# Document
# # #
The Maine Bureau of Taxation introduced the managed audit approach based on the success of its Cooperative Compliance Review (CCR). Maine's CCR audit begins with discussion between a taxpayer and an auditor, with cooperation established from the first audit contact. The taxpayer and auditor determine areas of agreement and then target any areas of concern; a schedule of work is agreed on. The emphasis is on auditing existing computer records, with the state auditor providing regular reviews of the audit's progress.


Kansas is considering a legislative proposal authorizing the Director of Taxation to enter into managed audit agreements with certain taxpayers. The legislation (SB 410), approved by the Senate, will reduce the interest rate on delinquent sales and use tax liabilities by 50%.

Taxpayers interested in participating in a managed self-audit should consider working with an adviser familiar with the process, who can help explain the process, prepare for meetings with an auditor and perform the detail work. In addition, taxpayers need to be sure they understand their responsibilities under an agreement and have the resources necessary to complete the detail work within the deadline. Taxpayers concerned about the time commitment required in a self-audit have enlisted the assistance of outside consultants knowledgeable in state taxes.

It is advisable to contact an administrator prior to receipt of an audit notice, to discuss the possibility of a managed self-audit. Some state administrators may be more willing to agree to the process before department resources are allocated. In addition, some states may reduce the interest owed on any outstanding liability if a taxpayer makes the first move. Most of all, acting in good faith when setting the scope of the review and performing the detail work deters state administrators from rightfully assessing penalties and interest. Further, not acting in good faith may preclude a taxpayer from future managed self-audits or managed compliance agreements.

Managed Compliance Agreements

These agreements streamline the sales and use tax compliance and administrative function on a prospective basis. As with managed self-audits, a state's ability to enter into a managed compliance agreement may result from legislation or from administrative policy, based on the implicit authority granted to administrative agencies under the general sales and use tax statutes.

As discussed, a managed compliance agreement is a formal agreement between a taxpayer and a tax administrator that establishes a simplified procedure for reporting use tax liability. Agreements generally address issues such as the effective tax rate, types of purchases that agreements cover, the procedures to follow to ensure compliance, and a taxpayer's record retention requirements. When appropriate, agreements also address local taxes. In general, agreements apply to expense accounts involving a high volume of transactions with relatively small dollar amounts. Unusual and nonrecurring transactions (e.g., capital purchases) are generally excluded from an agreement. For example, in Connecticut large volume purchases of taxable goods and services that a business makes for its own use on an ongoing basis will generally be included in a managed compliance agreement. In addition, capital asset purchases may be included. Purchases excluded from an agreement include the following:

* Tangible personal property incorporated into real property new construction;

* Resale and inventory purchases;

* Utility services;

* Telecommunications services;

* Meals and lodging;

* Motor vehicles, vessels, aircraft and snowmobiles; and

* Items the taxability of which is in dispute.

Most agreements assume that past purchasing trends will remain relatively constant in the future. Accordingly, a model can be developed to estimate the amount of taxable purchases made during a contract period. Most often, a rate is based on the error factor of the most recent audit or refund period; however, the rate may be modified based on statistical or judgment sampling. For example, a rate may take into consideration internal control improvements established as a result of a managed self-audit.
# # #
# Supplied entries
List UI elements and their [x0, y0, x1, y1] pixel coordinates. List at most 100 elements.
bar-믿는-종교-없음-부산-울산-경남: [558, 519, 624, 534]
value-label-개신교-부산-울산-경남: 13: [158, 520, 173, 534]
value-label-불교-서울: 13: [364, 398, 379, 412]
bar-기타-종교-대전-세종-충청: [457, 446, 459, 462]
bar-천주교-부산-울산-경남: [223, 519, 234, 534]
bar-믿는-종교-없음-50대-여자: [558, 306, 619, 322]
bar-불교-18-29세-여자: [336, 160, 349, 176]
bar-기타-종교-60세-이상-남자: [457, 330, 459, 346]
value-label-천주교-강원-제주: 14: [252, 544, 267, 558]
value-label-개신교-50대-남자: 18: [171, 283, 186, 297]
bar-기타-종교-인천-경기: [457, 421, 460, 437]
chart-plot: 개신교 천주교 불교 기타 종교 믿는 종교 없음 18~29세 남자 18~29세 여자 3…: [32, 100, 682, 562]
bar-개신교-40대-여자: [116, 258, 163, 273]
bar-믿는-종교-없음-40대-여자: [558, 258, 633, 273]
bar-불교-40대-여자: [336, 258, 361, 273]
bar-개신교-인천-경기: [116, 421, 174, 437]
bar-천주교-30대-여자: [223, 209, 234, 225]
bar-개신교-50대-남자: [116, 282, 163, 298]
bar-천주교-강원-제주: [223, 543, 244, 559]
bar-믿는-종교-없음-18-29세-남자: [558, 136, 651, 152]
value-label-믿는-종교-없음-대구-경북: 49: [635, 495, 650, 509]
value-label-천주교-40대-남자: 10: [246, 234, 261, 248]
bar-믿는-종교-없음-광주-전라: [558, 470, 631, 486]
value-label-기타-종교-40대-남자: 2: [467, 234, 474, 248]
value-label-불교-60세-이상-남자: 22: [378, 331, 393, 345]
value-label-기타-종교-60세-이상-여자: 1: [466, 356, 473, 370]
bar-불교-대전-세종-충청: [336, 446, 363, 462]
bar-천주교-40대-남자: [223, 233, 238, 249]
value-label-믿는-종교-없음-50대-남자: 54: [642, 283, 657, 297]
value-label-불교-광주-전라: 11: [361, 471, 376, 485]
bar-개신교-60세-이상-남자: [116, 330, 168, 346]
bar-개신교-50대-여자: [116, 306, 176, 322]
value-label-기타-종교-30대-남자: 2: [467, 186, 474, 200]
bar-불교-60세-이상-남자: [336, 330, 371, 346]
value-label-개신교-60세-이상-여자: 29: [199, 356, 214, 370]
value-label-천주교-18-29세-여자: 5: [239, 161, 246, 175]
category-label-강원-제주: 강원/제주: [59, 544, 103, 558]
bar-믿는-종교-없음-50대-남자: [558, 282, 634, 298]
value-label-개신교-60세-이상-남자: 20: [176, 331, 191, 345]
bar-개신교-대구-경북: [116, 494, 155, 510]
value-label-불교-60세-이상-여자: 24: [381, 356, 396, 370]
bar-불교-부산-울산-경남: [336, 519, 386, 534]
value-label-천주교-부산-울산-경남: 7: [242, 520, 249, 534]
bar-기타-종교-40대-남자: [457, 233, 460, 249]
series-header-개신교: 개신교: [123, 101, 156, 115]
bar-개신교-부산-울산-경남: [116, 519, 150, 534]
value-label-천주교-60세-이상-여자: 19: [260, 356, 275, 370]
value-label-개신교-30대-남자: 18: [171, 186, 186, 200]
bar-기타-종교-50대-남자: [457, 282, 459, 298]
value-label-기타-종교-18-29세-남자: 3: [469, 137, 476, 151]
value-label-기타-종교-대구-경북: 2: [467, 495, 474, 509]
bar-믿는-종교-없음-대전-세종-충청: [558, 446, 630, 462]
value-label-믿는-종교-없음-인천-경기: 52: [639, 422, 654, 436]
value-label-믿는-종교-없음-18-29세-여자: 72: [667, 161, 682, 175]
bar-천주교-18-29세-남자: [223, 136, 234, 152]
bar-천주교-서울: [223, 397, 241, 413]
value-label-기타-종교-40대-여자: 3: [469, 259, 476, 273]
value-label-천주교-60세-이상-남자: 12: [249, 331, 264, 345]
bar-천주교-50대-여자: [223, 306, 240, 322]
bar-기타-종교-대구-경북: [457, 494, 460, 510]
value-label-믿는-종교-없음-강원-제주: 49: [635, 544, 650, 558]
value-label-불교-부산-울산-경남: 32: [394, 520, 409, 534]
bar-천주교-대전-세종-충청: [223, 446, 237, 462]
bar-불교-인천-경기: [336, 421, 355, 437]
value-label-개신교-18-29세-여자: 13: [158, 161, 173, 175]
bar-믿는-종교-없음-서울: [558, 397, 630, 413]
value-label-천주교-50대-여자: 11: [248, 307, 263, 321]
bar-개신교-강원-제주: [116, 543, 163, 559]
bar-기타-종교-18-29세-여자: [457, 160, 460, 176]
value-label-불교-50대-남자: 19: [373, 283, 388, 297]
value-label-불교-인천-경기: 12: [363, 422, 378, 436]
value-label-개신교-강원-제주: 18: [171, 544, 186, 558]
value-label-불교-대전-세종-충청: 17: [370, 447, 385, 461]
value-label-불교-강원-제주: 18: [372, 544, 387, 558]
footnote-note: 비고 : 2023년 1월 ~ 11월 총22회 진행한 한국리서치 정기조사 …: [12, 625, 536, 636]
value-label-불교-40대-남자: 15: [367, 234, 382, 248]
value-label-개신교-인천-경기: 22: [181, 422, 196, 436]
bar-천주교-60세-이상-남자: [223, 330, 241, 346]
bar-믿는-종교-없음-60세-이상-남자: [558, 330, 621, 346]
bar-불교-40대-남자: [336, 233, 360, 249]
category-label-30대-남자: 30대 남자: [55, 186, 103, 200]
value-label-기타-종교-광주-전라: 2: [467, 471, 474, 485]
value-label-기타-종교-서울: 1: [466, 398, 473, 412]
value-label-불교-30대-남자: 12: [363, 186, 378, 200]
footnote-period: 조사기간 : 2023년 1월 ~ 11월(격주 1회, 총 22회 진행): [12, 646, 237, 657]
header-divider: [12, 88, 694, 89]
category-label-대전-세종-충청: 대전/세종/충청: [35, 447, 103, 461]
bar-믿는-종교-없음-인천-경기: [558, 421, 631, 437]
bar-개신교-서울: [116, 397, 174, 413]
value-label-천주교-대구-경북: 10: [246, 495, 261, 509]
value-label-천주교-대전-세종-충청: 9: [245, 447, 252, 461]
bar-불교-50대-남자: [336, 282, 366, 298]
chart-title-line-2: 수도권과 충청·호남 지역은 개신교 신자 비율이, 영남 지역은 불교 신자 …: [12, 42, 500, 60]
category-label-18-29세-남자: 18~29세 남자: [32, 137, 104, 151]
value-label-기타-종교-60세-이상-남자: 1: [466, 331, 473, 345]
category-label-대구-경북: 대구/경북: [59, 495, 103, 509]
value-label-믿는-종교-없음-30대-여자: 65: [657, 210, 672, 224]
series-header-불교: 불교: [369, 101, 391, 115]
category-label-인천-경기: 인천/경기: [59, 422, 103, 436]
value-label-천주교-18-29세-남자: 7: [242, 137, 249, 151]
# # #
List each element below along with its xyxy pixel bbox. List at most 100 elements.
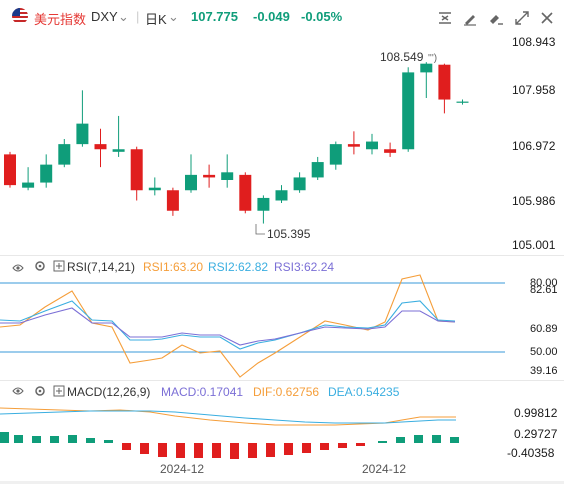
# # #
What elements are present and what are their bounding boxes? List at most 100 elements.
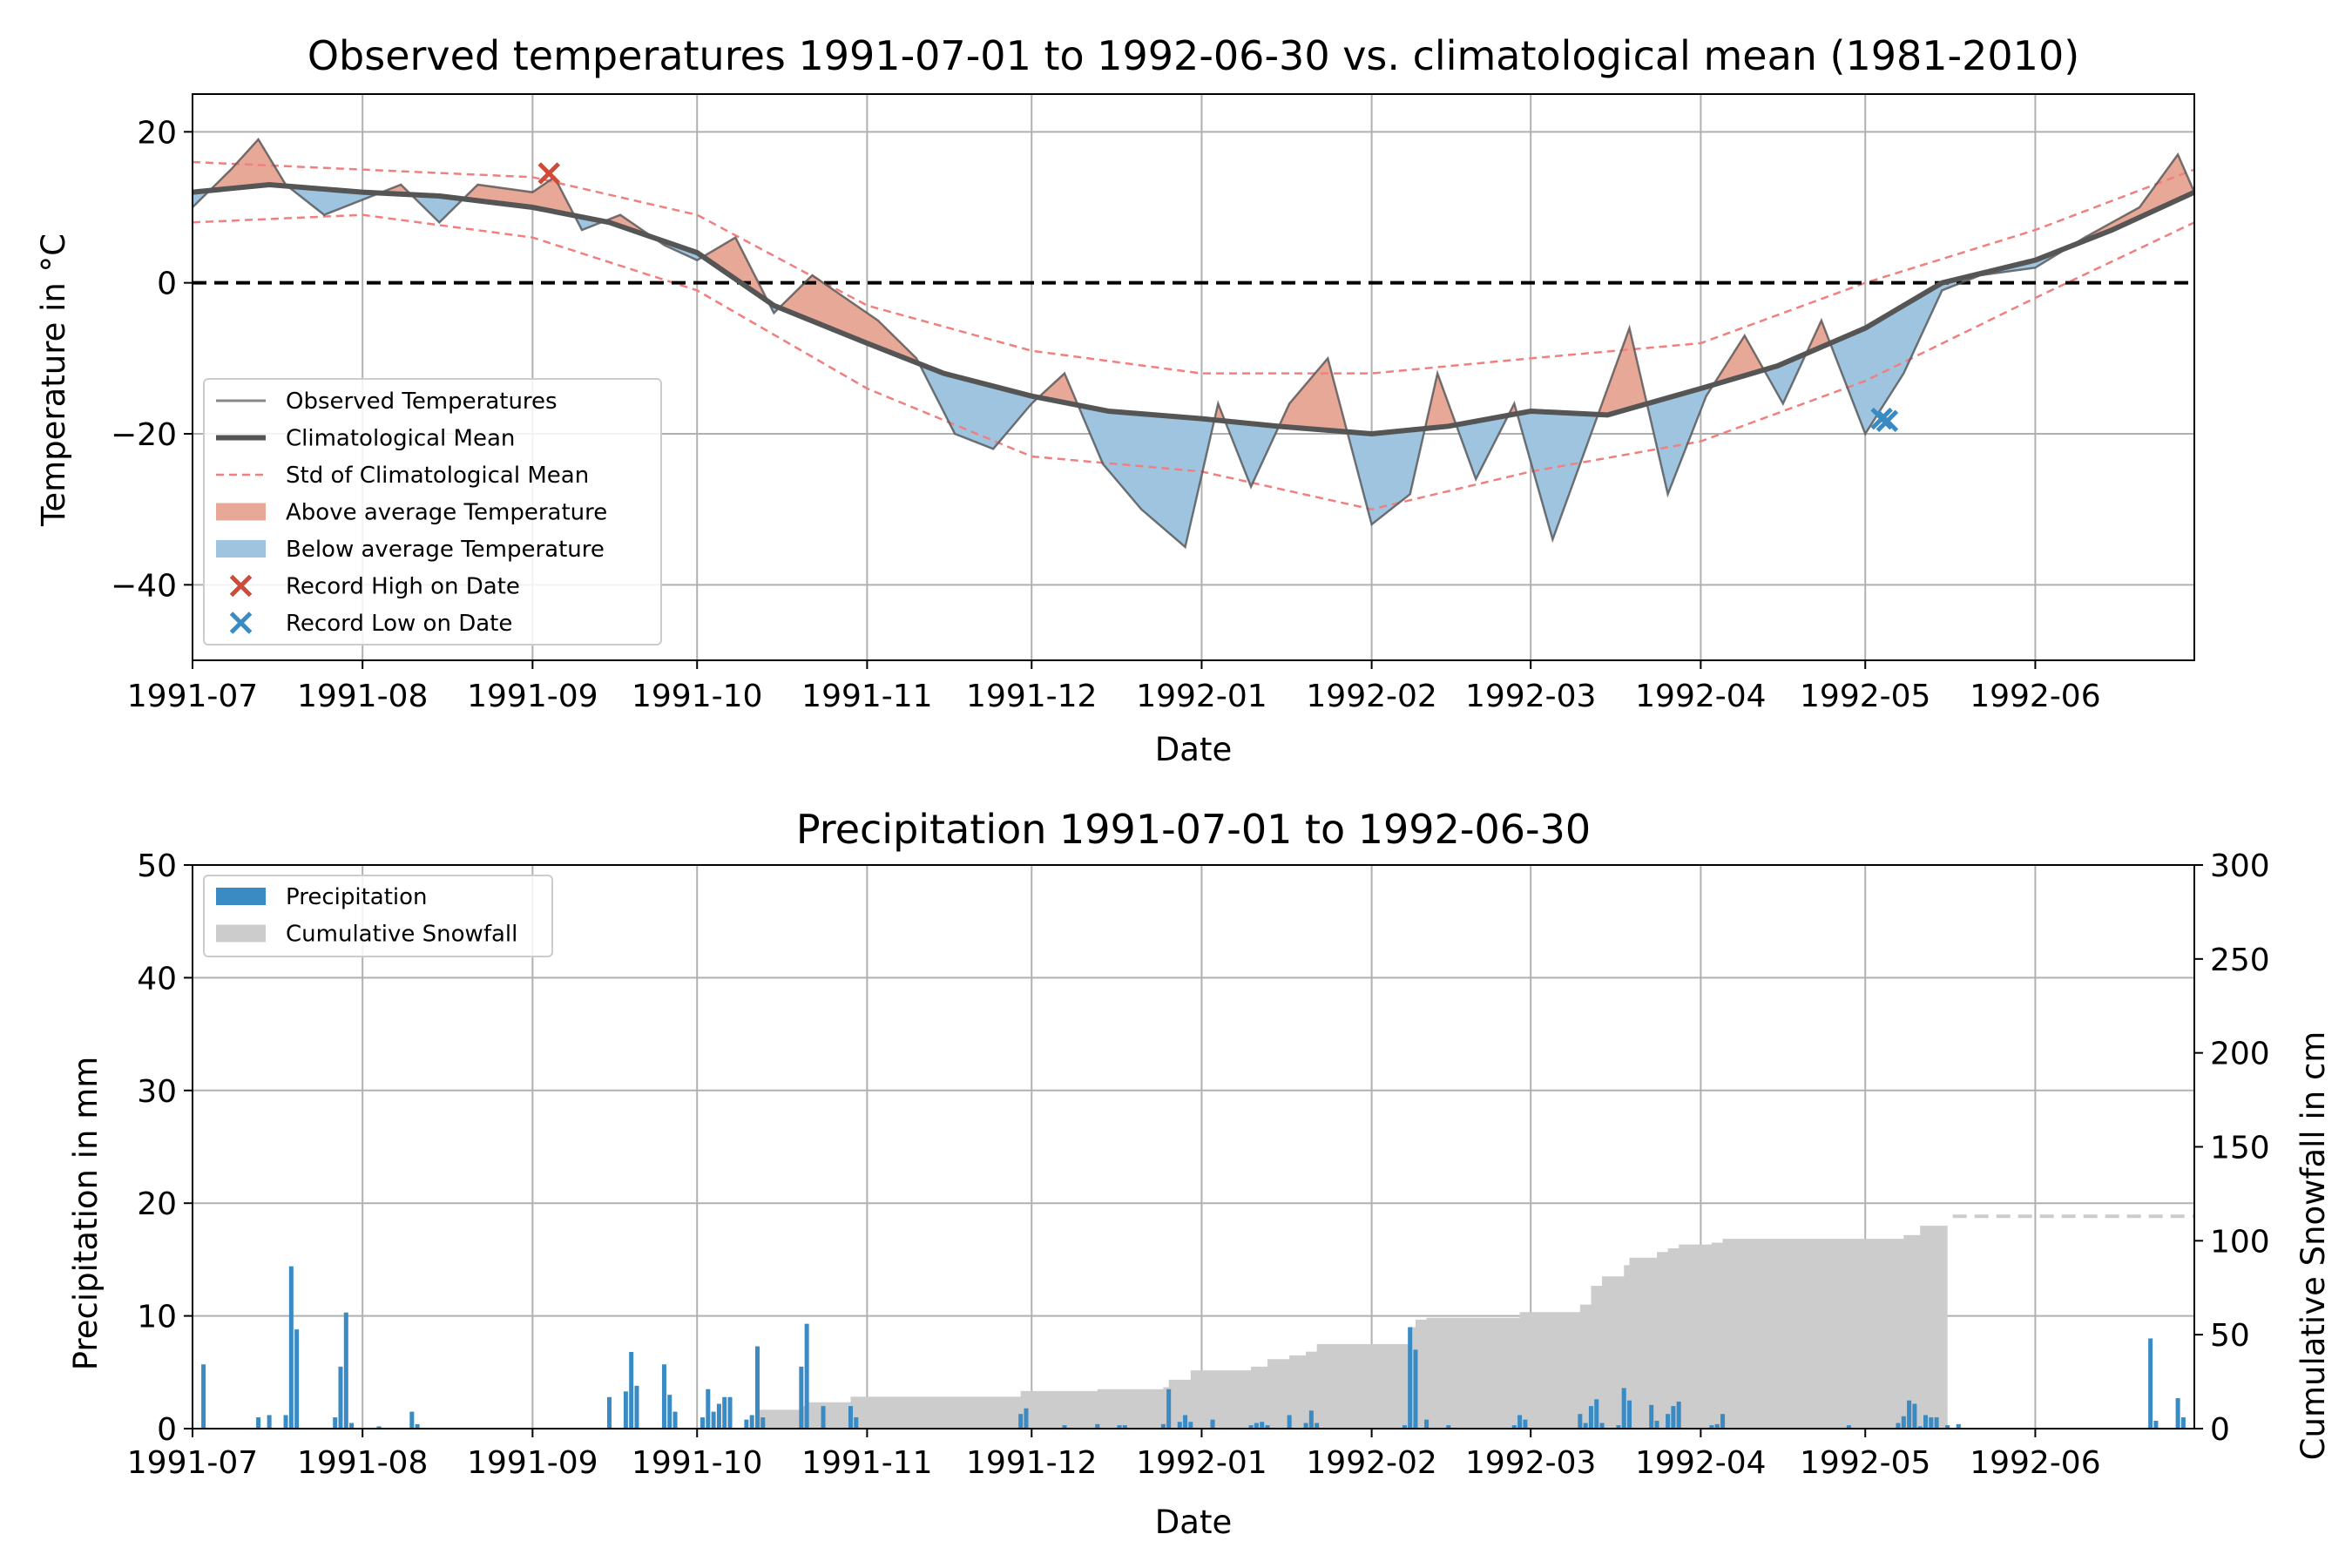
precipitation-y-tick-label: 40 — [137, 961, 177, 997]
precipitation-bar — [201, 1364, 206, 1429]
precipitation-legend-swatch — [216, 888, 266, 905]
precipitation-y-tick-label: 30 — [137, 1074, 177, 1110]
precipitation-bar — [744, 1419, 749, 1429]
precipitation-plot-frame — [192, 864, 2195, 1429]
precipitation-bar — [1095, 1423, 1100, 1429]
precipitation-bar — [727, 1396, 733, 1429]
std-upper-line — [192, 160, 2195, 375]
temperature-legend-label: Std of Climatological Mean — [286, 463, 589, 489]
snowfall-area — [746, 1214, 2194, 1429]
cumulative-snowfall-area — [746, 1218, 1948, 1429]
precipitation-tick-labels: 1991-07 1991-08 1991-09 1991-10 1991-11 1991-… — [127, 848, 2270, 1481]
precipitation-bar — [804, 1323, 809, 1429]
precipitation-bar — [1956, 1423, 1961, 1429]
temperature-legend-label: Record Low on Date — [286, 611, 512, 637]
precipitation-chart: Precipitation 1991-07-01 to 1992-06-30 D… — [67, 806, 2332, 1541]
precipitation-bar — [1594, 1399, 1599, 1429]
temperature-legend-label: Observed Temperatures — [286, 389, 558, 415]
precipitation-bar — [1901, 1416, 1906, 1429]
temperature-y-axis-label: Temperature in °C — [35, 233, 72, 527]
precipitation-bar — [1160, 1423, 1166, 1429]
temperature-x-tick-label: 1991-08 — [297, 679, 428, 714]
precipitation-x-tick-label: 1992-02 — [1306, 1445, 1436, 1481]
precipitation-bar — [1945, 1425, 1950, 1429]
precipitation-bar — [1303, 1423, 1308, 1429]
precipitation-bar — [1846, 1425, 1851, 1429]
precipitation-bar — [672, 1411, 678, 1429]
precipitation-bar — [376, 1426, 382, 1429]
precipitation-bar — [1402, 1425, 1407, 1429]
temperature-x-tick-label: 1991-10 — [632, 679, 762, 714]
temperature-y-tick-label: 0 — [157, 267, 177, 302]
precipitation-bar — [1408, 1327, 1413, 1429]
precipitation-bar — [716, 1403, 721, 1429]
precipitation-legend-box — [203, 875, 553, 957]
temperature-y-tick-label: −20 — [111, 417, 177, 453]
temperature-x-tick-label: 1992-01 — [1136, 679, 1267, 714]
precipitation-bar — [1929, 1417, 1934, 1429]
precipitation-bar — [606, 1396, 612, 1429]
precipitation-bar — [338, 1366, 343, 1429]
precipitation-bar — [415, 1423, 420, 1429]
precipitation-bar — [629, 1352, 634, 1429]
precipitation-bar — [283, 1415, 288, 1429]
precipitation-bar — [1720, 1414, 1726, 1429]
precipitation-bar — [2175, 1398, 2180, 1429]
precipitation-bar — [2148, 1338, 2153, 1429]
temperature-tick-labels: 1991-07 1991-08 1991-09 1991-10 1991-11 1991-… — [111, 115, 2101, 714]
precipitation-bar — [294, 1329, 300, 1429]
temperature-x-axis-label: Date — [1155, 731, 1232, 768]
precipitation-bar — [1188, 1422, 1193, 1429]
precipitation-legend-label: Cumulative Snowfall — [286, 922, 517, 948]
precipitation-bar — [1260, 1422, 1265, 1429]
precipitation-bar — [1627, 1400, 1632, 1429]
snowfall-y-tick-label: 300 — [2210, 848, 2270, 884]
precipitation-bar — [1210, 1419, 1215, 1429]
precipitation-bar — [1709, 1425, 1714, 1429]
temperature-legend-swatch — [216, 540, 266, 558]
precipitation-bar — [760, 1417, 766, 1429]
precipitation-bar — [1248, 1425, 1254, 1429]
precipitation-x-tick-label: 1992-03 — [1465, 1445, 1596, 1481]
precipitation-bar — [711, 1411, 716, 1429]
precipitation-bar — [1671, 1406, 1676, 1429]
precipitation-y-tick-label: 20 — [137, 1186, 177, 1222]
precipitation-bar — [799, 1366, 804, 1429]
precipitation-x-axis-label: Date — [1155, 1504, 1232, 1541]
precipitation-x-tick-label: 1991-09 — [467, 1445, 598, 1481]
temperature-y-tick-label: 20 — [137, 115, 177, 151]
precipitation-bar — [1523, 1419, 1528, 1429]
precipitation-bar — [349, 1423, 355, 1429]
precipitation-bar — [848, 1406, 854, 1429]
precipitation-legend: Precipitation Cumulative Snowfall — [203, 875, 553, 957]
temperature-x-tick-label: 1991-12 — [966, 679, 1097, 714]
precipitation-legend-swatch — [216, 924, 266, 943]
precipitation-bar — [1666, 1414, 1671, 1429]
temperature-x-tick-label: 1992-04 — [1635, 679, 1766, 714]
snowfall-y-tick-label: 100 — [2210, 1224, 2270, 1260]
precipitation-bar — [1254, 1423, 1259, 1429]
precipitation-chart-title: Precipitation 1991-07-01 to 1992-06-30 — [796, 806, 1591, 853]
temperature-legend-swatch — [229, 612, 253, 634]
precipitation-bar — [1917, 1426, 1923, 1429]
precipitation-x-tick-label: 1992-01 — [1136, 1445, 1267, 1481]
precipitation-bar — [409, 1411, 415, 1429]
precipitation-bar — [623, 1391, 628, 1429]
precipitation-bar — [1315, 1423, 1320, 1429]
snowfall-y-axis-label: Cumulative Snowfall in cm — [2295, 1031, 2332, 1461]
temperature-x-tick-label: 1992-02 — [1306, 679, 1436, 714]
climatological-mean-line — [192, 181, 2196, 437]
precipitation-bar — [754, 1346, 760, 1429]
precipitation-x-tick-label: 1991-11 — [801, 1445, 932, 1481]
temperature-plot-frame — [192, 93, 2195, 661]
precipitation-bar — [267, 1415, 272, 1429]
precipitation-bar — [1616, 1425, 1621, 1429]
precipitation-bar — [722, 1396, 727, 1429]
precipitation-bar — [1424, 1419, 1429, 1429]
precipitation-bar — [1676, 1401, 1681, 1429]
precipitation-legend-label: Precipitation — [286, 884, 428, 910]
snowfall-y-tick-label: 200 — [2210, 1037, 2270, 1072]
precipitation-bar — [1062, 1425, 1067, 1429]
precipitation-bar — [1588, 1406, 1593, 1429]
# # #
Please rewrite the part of the managed audit text that opens with "Kansas is considering" and closes with "liabilities by 50%.", changing "Senate" to "House".

Kansas is considering a legislative proposal authorizing the Director of Taxation to enter into managed audit agreements with certain taxpayers. The legislation (SB 410), approved by the House, will reduce the interest rate on delinquent sales and use tax liabilities by 50%.